• Exercise objective
Give everything from the start of the material down to and including the line that contains "left-pane-button[interactable]: [0, 471, 10, 511]" as a numbered list, leaving out any blank lines.

• Raw records

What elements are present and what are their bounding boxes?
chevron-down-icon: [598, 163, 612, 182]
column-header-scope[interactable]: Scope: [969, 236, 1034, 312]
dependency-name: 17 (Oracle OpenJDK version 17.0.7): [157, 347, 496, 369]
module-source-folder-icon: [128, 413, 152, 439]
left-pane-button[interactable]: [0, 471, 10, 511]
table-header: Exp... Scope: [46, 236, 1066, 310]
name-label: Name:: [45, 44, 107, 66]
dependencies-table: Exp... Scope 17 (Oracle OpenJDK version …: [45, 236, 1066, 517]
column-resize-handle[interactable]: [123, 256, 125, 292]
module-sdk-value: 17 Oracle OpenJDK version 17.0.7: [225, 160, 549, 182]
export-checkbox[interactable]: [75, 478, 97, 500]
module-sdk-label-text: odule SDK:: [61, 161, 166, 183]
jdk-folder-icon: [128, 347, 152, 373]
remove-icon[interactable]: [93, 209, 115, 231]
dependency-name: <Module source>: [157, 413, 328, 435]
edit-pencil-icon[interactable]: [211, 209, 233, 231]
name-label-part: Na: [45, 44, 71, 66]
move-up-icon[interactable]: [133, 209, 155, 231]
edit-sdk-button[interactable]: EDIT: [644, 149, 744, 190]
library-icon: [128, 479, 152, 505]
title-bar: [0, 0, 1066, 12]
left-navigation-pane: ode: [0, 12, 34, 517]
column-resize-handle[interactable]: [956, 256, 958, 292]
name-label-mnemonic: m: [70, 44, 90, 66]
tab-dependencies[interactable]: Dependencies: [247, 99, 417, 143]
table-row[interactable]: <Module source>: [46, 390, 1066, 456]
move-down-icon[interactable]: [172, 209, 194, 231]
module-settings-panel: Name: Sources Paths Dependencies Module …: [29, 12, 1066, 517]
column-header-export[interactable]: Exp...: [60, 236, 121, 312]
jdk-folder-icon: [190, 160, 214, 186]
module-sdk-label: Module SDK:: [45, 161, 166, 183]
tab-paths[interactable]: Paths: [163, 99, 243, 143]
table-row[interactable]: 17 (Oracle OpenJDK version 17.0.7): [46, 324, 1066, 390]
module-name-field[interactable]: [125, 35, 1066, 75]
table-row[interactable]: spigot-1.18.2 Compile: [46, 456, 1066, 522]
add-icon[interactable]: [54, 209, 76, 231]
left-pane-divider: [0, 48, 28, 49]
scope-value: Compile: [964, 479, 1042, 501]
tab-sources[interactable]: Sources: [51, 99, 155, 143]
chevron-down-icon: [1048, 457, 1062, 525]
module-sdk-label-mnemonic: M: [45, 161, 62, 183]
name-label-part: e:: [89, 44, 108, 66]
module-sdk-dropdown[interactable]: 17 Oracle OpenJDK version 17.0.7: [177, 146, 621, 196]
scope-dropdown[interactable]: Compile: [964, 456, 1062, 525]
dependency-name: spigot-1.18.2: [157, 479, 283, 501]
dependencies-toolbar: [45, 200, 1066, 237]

• Correct response
1. What elements are present and what are their bounding boxes?
2. chevron-down-icon: [598, 163, 612, 182]
3. column-header-scope[interactable]: Scope: [969, 236, 1034, 312]
4. dependency-name: 17 (Oracle OpenJDK version 17.0.7): [157, 347, 496, 369]
5. module-source-folder-icon: [128, 413, 152, 439]
6. left-pane-button[interactable]: [0, 471, 10, 511]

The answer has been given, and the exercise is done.